LISTING:
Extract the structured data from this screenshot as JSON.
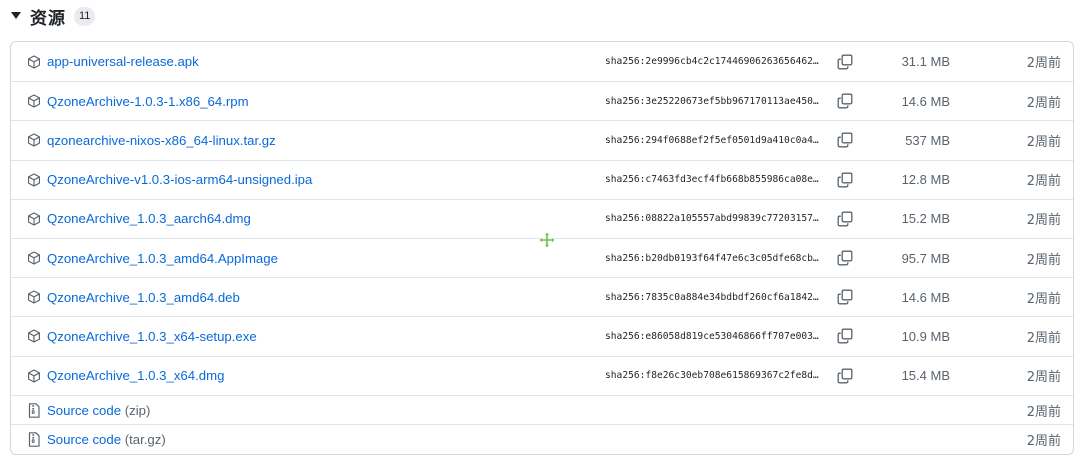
{
  "section": {
    "title": "资源",
    "count": "11"
  },
  "assets": [
    {
      "name": "app-universal-release.apk",
      "hash": "sha256:2e9996cb4c2c17446906263656462…",
      "size": "31.1 MB",
      "date": "2周前"
    },
    {
      "name": "QzoneArchive-1.0.3-1.x86_64.rpm",
      "hash": "sha256:3e25220673ef5bb967170113ae450…",
      "size": "14.6 MB",
      "date": "2周前"
    },
    {
      "name": "qzonearchive-nixos-x86_64-linux.tar.gz",
      "hash": "sha256:294f0688ef2f5ef0501d9a410c0a4…",
      "size": "537 MB",
      "date": "2周前"
    },
    {
      "name": "QzoneArchive-v1.0.3-ios-arm64-unsigned.ipa",
      "hash": "sha256:c7463fd3ecf4fb668b855986ca08e…",
      "size": "12.8 MB",
      "date": "2周前"
    },
    {
      "name": "QzoneArchive_1.0.3_aarch64.dmg",
      "hash": "sha256:08822a105557abd99839c77203157…",
      "size": "15.2 MB",
      "date": "2周前"
    },
    {
      "name": "QzoneArchive_1.0.3_amd64.AppImage",
      "hash": "sha256:b20db0193f64f47e6c3c05dfe68cb…",
      "size": "95.7 MB",
      "date": "2周前"
    },
    {
      "name": "QzoneArchive_1.0.3_amd64.deb",
      "hash": "sha256:7835c0a884e34bdbdf260cf6a1842…",
      "size": "14.6 MB",
      "date": "2周前"
    },
    {
      "name": "QzoneArchive_1.0.3_x64-setup.exe",
      "hash": "sha256:e86058d819ce53046866ff707e003…",
      "size": "10.9 MB",
      "date": "2周前"
    },
    {
      "name": "QzoneArchive_1.0.3_x64.dmg",
      "hash": "sha256:f8e26c30eb708e615869367c2fe8d…",
      "size": "15.4 MB",
      "date": "2周前"
    }
  ],
  "sources": [
    {
      "label": "Source code",
      "format": "(zip)",
      "date": "2周前"
    },
    {
      "label": "Source code",
      "format": "(tar.gz)",
      "date": "2周前"
    }
  ],
  "icons": {
    "package": "package-icon",
    "zip": "file-zip-icon",
    "copy": "copy-icon",
    "caret": "triangle-down-icon",
    "cursor": "move-cursor-icon"
  },
  "colors": {
    "link": "#0969da",
    "muted": "#59636e",
    "border": "#d1d9e0",
    "cursor": "#6cc24a"
  }
}
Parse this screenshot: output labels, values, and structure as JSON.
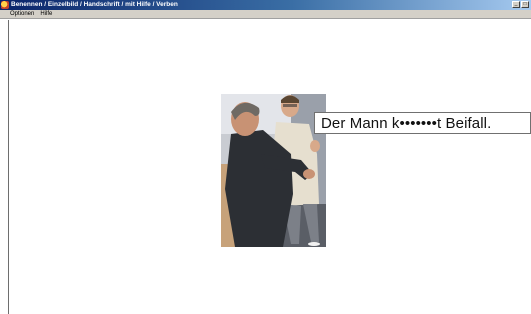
{
  "window": {
    "title": "Benennen / Einzelbild / Handschrift / mit Hilfe / Verben",
    "controls": [
      "_",
      "□"
    ]
  },
  "menu": {
    "items": [
      {
        "label": "Optionen"
      },
      {
        "label": "Hilfe"
      }
    ]
  },
  "exercise": {
    "sentence_prefix": "Der Mann k",
    "hidden_letters": "•••••••",
    "sentence_suffix": "t Beifall."
  }
}
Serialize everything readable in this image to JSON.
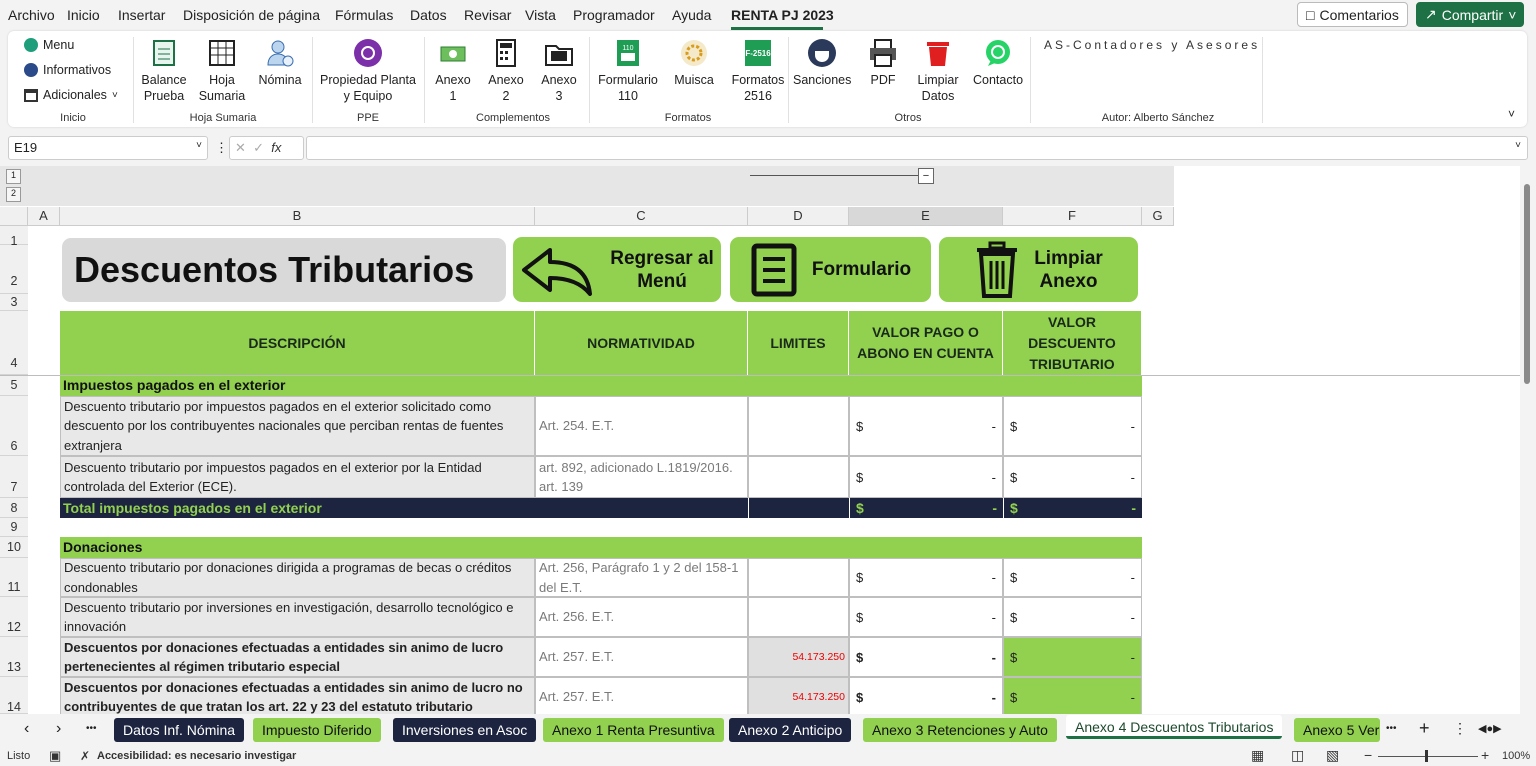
{
  "menu": [
    "Archivo",
    "Inicio",
    "Insertar",
    "Disposición de página",
    "Fórmulas",
    "Datos",
    "Revisar",
    "Vista",
    "Programador",
    "Ayuda",
    "RENTA PJ 2023"
  ],
  "top_buttons": {
    "comments": "Comentarios",
    "share": "Compartir"
  },
  "ribbon": {
    "inicio_items": [
      "Menu",
      "Informativos",
      "Adicionales"
    ],
    "buttons": {
      "balance": "Balance\nPrueba",
      "hoja": "Hoja\nSumaria",
      "nomina": "Nómina",
      "propiedad": "Propiedad Planta\ny Equipo",
      "anexo1": "Anexo\n1",
      "anexo2": "Anexo\n2",
      "anexo3": "Anexo\n3",
      "formulario110": "Formulario\n110",
      "muisca": "Muisca",
      "formatos2516": "Formatos\n2516",
      "sanciones": "Sanciones",
      "pdf": "PDF",
      "limpiar": "Limpiar\nDatos",
      "contacto": "Contacto"
    },
    "groups": {
      "inicio": "Inicio",
      "hoja_sumaria": "Hoja Sumaria",
      "ppe": "PPE",
      "complementos": "Complementos",
      "formatos": "Formatos",
      "otros": "Otros"
    },
    "brand": "AS-Contadores y Asesores",
    "author": "Autor: Alberto Sánchez",
    "icon_labels": {
      "f110": "110",
      "f2516": "F-2516"
    }
  },
  "formula_bar": {
    "name_box": "E19",
    "fx": "fx",
    "value": ""
  },
  "columns": [
    "A",
    "B",
    "C",
    "D",
    "E",
    "F",
    "G"
  ],
  "rows": [
    "1",
    "2",
    "3",
    "4",
    "5",
    "6",
    "7",
    "8",
    "9",
    "10",
    "11",
    "12",
    "13",
    "14"
  ],
  "outline_levels": [
    "1",
    "2"
  ],
  "sheet": {
    "title": "Descuentos Tributarios",
    "btn_regresar": "Regresar al\nMenú",
    "btn_formulario": "Formulario",
    "btn_limpiar": "Limpiar\nAnexo",
    "headers": [
      "DESCRIPCIÓN",
      "NORMATIVIDAD",
      "LIMITES",
      "VALOR PAGO O\nABONO EN CUENTA",
      "VALOR\nDESCUENTO\nTRIBUTARIO"
    ],
    "sec1": "Impuestos pagados en el exterior",
    "r6_desc": "Descuento tributario por impuestos pagados  en el exterior solicitado como descuento por los contribuyentes nacionales que perciban rentas de fuentes extranjera",
    "r6_norm": "Art. 254. E.T.",
    "r7_desc": "Descuento tributario por impuestos pagados  en el exterior por la Entidad controlada del Exterior (ECE).",
    "r7_norm": "art. 892, adicionado L.1819/2016. art. 139",
    "total1": "Total impuestos pagados en el exterior",
    "sec2": "Donaciones",
    "r11_desc": "Descuento tributario por donaciones dirigida a programas de becas o créditos condonables",
    "r11_norm": "Art. 256, Parágrafo 1 y 2 del 158-1 del E.T.",
    "r12_desc": "Descuento tributario por inversiones en investigación, desarrollo tecnológico e innovación",
    "r12_norm": "Art. 256. E.T.",
    "r13_desc": "Descuentos  por donaciones efectuadas a entidades sin animo de lucro pertenecientes al régimen tributario especial",
    "r13_norm": "Art. 257. E.T.",
    "r13_lim": "54.173.250",
    "r14_desc": "Descuentos por donaciones efectuadas a entidades sin animo de lucro no contribuyentes de que tratan los art. 22 y 23 del estatuto tributario",
    "r14_norm": "Art. 257. E.T.",
    "r14_lim": "54.173.250",
    "cur": "$",
    "dash": "-"
  },
  "tabs": [
    "Datos Inf. Nómina",
    "Impuesto Diferido",
    "Inversiones en Asoc",
    "Anexo 1 Renta Presuntiva",
    "Anexo 2 Anticipo",
    "Anexo 3 Retenciones y Auto",
    "Anexo 4 Descuentos Tributarios",
    "Anexo 5 Ver"
  ],
  "tab_nav": {
    "prev": "‹",
    "next": "›",
    "more": "•••",
    "add": "+",
    "menu": "⋮"
  },
  "status": {
    "ready": "Listo",
    "accessibility": "Accesibilidad: es necesario investigar",
    "zoom": "100%",
    "minus": "−",
    "plus": "+"
  },
  "colors": {
    "green": "#92d050",
    "navy": "#1c2440",
    "excel_green": "#1e7145",
    "red_limit": "#e00000"
  }
}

TO BE DONE: In the listing, find each line with the string "cursor" and copy it.

FULL RESPONSE:
    "cursor": "move-cursor-icon"
    "cursor": "#6cc24a"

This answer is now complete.